Part of a data file:
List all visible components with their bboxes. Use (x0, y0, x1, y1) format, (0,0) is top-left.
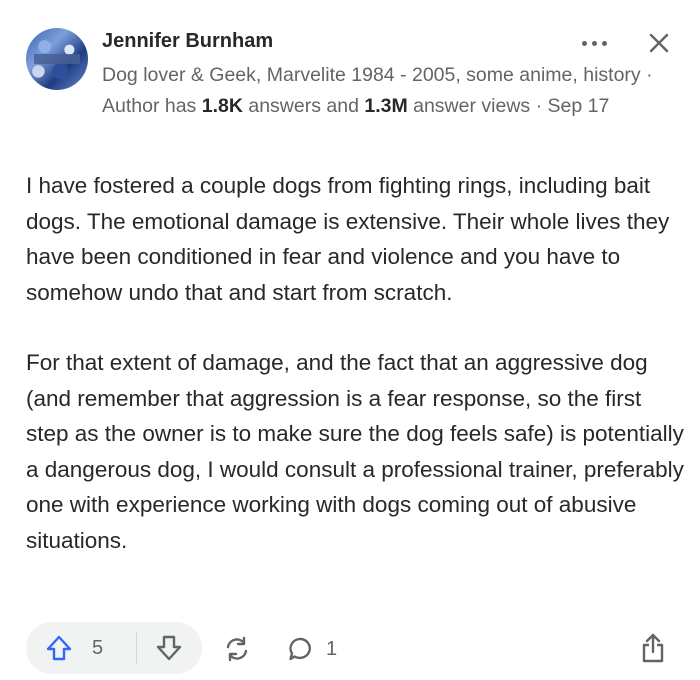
vote-pill: 5 (26, 622, 202, 674)
upvote-button[interactable]: 5 (26, 622, 136, 674)
upvote-count: 5 (92, 636, 104, 659)
more-dot (601, 40, 607, 46)
upvote-arrow-icon (46, 635, 72, 661)
more-options-button[interactable] (574, 30, 614, 56)
share-icon (642, 633, 664, 663)
answer-paragraph: For that extent of damage, and the fact … (26, 350, 684, 553)
action-bar: 5 1 (26, 622, 676, 674)
more-dot (591, 40, 597, 46)
answer-body: I have fostered a couple dogs from fight… (26, 168, 686, 593)
close-icon (649, 33, 669, 53)
close-button[interactable] (644, 28, 674, 58)
views-label: answer views · Sep 17 (407, 95, 610, 117)
reshare-button[interactable] (222, 634, 252, 664)
answers-label: answers and (242, 95, 365, 117)
comment-count: 1 (326, 637, 338, 660)
answer-paragraph: I have fostered a couple dogs from fight… (26, 173, 670, 305)
author-credential: Dog lover & Geek, Marvelite 1984 - 2005,… (102, 60, 672, 122)
views-count: 1.3M (364, 95, 408, 117)
share-button[interactable] (638, 632, 668, 664)
comment-button[interactable]: 1 (286, 634, 337, 664)
answer-header: Jennifer Burnham Dog lover & Geek, Marve… (26, 24, 686, 154)
author-name[interactable]: Jennifer Burnham (102, 30, 273, 53)
reshare-icon (226, 636, 248, 662)
downvote-arrow-icon (156, 635, 182, 661)
author-avatar[interactable] (26, 28, 88, 90)
more-horizontal-icon (581, 40, 587, 46)
answers-count: 1.8K (201, 95, 243, 117)
comment-icon (289, 637, 311, 661)
avatar-banner (34, 54, 80, 64)
downvote-button[interactable] (137, 622, 201, 674)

**TASK REQUIREMENTS**
Write out the whole listing again, swapping every "more-dot" for "menu-dot" and keeping everything else the same. Leave out the picture.

**ANSWER TO THIS EXERCISE**
List all visible components with their bboxes. Use (x0, y0, x1, y1) format, (0,0) is top-left.
vote-pill: 5 (26, 622, 202, 674)
upvote-button[interactable]: 5 (26, 622, 136, 674)
upvote-count: 5 (92, 636, 104, 659)
menu-dot (601, 40, 607, 46)
upvote-arrow-icon (46, 635, 72, 661)
more-options-button[interactable] (574, 30, 614, 56)
share-icon (642, 633, 664, 663)
answer-paragraph: For that extent of damage, and the fact … (26, 350, 684, 553)
action-bar: 5 1 (26, 622, 676, 674)
menu-dot (591, 40, 597, 46)
answer-body: I have fostered a couple dogs from fight… (26, 168, 686, 593)
close-icon (649, 33, 669, 53)
close-button[interactable] (644, 28, 674, 58)
views-label: answer views · Sep 17 (407, 95, 610, 117)
reshare-button[interactable] (222, 634, 252, 664)
answers-label: answers and (242, 95, 365, 117)
comment-count: 1 (326, 637, 338, 660)
answer-paragraph: I have fostered a couple dogs from fight… (26, 173, 670, 305)
author-credential: Dog lover & Geek, Marvelite 1984 - 2005,… (102, 60, 672, 122)
views-count: 1.3M (364, 95, 408, 117)
share-button[interactable] (638, 632, 668, 664)
comment-button[interactable]: 1 (286, 634, 337, 664)
answer-header: Jennifer Burnham Dog lover & Geek, Marve… (26, 24, 686, 154)
author-name[interactable]: Jennifer Burnham (102, 30, 273, 53)
reshare-icon (226, 636, 248, 662)
downvote-arrow-icon (156, 635, 182, 661)
author-avatar[interactable] (26, 28, 88, 90)
more-horizontal-icon (581, 40, 587, 46)
answers-count: 1.8K (201, 95, 243, 117)
comment-icon (289, 637, 311, 661)
avatar-banner (34, 54, 80, 64)
downvote-button[interactable] (137, 622, 201, 674)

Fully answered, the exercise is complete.